Problems to solve >>
a – In the text below on errors in the shirt department, translate this sentence into Spanish: "The shirt department looks and “feels” better when we view it from afar."
b – Extend the text below on errors in the shirt department, picking up at the point where it stops.

Article >>
● ● ● ● ●

Every now and again, we stumble upon an error of some type in
the shirt department. How can that be, we ask ourselves? We
have seen this before and have established some sort of
procedure to prevent it from happening. Why does it happen
again and in spite of our efforts?
I could answer this question with
a simple phrase “Because we have humans working for us,”
but that would be unfair. We already know that that is the
reason. Better phraseology then, would be “How do we beat
human nature to the punch?”
But, if we look too carefully, we
seem to slip back rather than creep forward. During an
analytical moment, our shirt department seems to be the poster
child for counter-productivity. The shirt department looks and “feels”
better when we view it from afar. Perhaps that is why shirts
rarely get nurtured, but rather are tended to when a “fire”

● ● ● ● ●

Record extracts >>
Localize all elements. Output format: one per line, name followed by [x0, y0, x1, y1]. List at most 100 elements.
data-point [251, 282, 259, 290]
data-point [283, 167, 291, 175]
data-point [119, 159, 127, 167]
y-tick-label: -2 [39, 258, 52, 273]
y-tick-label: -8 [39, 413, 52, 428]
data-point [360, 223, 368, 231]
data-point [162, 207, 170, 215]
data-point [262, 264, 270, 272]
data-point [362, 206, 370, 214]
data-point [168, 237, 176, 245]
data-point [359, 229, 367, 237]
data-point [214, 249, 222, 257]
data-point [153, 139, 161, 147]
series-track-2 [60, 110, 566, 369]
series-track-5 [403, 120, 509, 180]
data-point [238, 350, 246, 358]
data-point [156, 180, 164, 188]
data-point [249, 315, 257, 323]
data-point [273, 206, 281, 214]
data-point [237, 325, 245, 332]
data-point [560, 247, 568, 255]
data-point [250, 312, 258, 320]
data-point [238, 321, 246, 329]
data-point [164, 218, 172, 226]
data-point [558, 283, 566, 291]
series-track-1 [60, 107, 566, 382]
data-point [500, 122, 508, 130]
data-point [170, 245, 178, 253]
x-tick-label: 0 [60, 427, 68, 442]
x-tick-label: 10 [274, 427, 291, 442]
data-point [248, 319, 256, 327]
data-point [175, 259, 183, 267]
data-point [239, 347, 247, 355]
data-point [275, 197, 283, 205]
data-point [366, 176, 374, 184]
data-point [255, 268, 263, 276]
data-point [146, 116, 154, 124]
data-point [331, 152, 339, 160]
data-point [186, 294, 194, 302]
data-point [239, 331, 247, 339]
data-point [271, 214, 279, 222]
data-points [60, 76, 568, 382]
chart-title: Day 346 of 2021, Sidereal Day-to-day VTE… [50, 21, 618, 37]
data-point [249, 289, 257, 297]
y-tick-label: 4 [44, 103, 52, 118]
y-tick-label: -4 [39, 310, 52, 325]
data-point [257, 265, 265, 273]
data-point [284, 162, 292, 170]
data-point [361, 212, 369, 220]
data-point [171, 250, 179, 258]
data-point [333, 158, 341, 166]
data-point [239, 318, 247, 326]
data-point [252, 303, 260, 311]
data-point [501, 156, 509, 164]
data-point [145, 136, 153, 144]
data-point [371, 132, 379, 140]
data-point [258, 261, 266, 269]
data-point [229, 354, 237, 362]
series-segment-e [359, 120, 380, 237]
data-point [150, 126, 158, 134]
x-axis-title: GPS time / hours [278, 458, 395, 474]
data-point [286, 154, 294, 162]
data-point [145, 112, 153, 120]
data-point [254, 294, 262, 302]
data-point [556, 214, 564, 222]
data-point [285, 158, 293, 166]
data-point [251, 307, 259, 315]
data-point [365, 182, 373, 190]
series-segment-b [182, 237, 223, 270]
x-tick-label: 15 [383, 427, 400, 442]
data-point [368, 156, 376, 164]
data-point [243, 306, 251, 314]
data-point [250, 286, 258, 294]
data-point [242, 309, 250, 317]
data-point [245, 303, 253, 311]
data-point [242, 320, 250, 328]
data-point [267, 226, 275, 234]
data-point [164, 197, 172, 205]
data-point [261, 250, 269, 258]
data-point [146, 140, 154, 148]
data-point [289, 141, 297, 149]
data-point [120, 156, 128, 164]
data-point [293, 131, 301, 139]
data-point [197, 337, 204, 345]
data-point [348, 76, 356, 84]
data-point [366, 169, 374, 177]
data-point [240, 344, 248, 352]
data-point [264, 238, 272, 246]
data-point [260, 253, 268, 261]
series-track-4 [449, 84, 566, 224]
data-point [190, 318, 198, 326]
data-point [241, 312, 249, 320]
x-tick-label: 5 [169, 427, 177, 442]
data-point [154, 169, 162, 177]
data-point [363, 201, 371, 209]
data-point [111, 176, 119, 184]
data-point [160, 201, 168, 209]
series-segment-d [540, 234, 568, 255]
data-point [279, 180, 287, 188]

● ● ● ● ●

Exercise results >>
a – El departamento de camisas se ve y se “siente” mejor cuando lo observamos desde lejos.

b –
erupts. It is safer and more productive. After all, if we
looked too closely, we would never have time to do anything
else other than shirts.
Let’s name three typical
mistakes, as examples, and try to figure out why they happen. I
may not be able to rid your plant of this error from this desk,
but I’ll surely give you a new angle from which to look
at the problem. These problems may or may not be issues in your
shirt laundry, but either way, they are put forth to serve as
examples and may well apply to other shirt department problems
and issues.
Our “typical” laundry
has 1) a shirt with wrinkles pressed into the cuffs, 2) a shirt
order with a mistake in it — a tag that doesn’t
match the master tag, and 3) a shirt with rough-dry, wrinkled
areas on both sides of the shirt.
If a customer brings any or all of
these shirts to your personal attention, you are likely to
flip.
“Why do I have a cuff and
collar press? To mangle a cuff like this?”
“The blind girl must be
doing assembly today!”
“What do I have inspection
for?”
Keep in mind that these are not
necessarily the reasons for these problems in your plant, but
they are put forth to get you to start thinking in a different
manner.
Let’s think about the
wrinkled cuff first. How can that get by an inspector? Because
nobody looked, that’s why.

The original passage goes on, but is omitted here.